Copy each line of the records that contains the word "title".

○ ○ ○

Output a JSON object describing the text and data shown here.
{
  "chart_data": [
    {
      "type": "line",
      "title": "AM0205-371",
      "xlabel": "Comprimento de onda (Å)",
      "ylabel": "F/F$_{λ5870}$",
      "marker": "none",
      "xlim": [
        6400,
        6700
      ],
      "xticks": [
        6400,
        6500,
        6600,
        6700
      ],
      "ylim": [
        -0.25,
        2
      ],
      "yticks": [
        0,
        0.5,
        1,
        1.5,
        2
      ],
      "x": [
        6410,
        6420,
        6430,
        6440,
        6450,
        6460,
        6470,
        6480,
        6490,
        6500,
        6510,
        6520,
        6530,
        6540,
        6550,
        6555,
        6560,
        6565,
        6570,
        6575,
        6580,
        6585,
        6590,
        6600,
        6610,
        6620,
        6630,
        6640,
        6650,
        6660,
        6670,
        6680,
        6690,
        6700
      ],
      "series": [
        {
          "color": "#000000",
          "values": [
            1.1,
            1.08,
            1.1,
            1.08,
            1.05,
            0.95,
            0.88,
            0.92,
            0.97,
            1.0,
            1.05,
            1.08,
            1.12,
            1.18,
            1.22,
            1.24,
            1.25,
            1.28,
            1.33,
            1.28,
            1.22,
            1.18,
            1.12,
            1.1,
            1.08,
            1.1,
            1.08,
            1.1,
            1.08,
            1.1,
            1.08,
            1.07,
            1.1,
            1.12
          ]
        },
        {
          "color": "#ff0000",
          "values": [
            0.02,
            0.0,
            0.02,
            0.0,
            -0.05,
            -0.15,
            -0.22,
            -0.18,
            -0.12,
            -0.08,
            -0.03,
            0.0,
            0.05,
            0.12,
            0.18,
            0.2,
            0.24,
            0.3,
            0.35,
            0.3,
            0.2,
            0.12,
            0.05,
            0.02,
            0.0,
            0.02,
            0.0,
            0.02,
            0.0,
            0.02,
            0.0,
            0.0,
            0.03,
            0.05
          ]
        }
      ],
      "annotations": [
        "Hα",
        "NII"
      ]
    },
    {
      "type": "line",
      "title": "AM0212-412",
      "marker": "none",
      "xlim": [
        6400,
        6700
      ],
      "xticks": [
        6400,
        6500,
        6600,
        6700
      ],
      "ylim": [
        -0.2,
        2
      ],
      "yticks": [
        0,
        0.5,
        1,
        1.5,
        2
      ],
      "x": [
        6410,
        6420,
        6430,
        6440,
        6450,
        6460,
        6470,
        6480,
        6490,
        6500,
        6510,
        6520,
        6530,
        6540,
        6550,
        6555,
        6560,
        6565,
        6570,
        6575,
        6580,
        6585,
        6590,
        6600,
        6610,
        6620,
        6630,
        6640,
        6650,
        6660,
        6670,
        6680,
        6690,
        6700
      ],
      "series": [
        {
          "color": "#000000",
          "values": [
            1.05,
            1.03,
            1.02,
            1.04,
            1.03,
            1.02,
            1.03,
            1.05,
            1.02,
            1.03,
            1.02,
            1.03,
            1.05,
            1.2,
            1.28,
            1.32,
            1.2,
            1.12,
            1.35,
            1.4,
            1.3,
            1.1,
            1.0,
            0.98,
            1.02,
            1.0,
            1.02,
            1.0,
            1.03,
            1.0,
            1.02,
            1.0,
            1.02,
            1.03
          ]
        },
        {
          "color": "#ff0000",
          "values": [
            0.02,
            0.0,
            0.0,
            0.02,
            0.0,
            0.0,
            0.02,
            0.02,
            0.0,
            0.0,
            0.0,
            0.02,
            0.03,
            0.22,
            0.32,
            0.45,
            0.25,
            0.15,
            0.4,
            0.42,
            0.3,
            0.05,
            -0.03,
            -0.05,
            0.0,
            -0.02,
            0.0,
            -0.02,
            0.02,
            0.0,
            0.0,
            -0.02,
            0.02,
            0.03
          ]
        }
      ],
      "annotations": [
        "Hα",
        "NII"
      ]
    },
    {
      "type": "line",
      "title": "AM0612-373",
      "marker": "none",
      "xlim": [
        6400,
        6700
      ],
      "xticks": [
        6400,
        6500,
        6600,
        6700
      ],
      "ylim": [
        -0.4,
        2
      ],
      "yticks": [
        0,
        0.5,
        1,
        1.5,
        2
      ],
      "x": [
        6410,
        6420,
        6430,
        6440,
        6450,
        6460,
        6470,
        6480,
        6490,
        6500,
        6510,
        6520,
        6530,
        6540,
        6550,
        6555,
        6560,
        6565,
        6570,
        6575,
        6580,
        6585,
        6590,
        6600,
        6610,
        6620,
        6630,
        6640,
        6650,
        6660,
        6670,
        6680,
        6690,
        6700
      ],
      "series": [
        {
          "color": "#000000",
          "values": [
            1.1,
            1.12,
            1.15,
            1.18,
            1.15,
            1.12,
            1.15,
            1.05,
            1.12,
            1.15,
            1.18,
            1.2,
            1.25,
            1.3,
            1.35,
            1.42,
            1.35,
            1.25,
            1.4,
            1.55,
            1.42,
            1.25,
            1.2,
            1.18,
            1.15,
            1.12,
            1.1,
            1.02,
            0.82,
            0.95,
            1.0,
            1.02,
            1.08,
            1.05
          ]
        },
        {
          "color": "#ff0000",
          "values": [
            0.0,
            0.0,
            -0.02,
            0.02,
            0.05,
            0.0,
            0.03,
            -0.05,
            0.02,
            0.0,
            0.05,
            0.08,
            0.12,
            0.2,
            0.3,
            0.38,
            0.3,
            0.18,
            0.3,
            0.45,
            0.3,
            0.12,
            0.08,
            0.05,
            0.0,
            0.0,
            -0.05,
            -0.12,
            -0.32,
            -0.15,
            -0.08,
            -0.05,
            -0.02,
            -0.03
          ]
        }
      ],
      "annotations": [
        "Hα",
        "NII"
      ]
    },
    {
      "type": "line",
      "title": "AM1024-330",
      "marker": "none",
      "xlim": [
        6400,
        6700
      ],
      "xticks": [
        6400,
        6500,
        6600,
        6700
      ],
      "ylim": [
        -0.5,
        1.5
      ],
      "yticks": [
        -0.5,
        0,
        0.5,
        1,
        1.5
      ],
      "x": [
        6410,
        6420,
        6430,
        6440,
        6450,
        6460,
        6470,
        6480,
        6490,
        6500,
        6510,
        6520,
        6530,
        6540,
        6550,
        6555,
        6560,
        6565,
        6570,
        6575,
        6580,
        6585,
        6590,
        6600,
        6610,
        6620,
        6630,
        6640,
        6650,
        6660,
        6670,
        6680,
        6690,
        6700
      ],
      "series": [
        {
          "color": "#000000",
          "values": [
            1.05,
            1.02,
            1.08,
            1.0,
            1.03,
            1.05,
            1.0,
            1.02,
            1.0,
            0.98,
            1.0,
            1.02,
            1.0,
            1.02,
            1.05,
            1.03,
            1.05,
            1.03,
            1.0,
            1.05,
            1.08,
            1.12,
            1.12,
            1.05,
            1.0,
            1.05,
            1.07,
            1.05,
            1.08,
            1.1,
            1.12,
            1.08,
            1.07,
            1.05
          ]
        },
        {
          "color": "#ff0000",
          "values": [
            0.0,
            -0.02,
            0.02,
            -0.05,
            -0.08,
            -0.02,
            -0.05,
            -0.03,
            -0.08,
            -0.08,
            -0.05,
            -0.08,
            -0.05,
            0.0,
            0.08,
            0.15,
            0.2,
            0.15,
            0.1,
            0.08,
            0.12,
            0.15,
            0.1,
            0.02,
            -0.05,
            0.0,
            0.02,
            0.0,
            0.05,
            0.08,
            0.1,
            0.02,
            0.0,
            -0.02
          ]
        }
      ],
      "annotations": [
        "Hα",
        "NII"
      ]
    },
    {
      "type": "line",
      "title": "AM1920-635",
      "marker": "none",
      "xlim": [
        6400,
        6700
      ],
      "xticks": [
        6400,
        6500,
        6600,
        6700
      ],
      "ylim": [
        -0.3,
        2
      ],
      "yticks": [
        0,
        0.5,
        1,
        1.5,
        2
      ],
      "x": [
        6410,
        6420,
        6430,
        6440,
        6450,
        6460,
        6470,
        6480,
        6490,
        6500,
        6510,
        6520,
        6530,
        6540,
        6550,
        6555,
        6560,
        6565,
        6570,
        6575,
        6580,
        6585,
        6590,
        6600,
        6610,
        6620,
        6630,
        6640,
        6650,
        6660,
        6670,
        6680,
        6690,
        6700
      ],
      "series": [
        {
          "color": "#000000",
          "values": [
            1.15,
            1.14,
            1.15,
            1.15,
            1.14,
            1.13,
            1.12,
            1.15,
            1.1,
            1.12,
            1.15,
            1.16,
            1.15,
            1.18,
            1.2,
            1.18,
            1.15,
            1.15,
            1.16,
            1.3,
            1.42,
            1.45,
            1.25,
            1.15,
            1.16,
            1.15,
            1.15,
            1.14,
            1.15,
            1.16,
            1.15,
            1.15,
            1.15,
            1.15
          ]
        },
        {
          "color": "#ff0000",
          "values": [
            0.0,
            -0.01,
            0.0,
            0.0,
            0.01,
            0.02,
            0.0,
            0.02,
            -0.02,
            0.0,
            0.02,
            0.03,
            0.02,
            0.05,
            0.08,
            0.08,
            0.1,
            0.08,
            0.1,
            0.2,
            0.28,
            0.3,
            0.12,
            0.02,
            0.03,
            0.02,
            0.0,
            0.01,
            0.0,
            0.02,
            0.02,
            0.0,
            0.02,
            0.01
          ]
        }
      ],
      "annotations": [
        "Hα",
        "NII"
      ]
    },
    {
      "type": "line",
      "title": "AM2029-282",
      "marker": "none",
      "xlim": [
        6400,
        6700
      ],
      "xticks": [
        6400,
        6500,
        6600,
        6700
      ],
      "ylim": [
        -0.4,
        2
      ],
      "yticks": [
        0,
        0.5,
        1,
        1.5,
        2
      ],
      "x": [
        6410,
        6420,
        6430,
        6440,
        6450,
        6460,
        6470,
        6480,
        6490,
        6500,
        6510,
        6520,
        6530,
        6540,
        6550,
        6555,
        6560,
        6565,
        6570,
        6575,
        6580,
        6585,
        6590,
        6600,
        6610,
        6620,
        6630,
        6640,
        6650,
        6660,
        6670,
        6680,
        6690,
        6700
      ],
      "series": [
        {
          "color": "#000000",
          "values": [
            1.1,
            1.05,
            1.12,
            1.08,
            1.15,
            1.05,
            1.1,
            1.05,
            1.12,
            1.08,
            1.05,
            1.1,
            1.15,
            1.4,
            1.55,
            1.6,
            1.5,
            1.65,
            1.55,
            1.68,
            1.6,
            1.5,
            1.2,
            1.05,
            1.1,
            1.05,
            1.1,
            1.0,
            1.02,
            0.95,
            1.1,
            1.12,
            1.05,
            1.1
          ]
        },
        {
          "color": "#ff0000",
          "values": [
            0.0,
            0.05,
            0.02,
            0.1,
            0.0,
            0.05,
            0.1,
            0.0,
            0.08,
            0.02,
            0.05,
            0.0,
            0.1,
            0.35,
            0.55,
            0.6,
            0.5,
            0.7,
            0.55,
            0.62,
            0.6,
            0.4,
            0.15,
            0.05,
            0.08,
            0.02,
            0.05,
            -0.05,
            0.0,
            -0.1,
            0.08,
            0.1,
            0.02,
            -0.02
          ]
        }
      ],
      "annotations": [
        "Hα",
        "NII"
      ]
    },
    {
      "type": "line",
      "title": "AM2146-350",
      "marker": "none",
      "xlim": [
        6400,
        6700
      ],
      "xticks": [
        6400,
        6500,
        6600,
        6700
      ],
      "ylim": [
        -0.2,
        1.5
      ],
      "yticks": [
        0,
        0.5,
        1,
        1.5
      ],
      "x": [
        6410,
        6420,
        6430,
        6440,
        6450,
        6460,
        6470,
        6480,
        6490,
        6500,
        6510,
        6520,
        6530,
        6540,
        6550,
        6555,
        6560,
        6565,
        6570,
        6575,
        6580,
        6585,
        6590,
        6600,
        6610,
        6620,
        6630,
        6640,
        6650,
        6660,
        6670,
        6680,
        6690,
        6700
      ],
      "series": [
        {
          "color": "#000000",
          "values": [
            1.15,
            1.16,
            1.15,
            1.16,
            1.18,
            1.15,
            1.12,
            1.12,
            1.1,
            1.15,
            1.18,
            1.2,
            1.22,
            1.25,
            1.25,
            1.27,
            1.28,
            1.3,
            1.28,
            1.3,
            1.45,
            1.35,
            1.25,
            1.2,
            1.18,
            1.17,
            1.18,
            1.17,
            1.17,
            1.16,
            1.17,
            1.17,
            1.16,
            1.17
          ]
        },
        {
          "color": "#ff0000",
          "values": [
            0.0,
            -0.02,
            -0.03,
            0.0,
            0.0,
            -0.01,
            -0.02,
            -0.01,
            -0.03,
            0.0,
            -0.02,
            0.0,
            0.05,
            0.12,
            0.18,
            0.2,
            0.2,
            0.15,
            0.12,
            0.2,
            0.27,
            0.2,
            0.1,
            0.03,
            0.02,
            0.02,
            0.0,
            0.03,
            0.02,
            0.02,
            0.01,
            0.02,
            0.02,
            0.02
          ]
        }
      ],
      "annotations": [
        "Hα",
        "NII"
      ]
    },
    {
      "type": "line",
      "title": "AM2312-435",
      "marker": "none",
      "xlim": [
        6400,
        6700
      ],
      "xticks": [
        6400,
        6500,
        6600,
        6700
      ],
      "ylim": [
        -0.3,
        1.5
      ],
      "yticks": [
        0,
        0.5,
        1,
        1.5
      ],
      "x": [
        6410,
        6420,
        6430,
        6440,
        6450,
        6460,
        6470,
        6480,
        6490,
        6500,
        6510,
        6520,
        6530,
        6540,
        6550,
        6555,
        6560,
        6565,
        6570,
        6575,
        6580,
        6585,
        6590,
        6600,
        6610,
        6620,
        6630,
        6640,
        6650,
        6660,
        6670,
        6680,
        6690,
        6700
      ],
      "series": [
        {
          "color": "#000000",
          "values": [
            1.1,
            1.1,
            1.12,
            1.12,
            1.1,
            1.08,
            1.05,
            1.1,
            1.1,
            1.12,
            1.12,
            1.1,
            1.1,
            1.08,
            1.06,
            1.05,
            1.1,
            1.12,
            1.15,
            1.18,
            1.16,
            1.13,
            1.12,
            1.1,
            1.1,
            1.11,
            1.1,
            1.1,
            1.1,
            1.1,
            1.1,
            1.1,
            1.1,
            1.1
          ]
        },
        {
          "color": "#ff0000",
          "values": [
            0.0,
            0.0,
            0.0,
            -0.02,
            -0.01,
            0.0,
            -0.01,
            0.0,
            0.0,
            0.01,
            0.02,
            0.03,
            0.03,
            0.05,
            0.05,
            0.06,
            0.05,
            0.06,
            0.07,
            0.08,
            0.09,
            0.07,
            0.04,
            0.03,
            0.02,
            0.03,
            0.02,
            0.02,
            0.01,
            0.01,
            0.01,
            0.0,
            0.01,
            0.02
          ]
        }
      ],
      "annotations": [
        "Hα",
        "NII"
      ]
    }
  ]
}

○ ○ ○

### ANSWER TO THIS TASK
      "title": "AM0205-371",
      "title": "AM0212-412",
      "title": "AM0612-373",
      "title": "AM1024-330",
      "title": "AM1920-635",
      "title": "AM2029-282",
      "title": "AM2146-350",
      "title": "AM2312-435",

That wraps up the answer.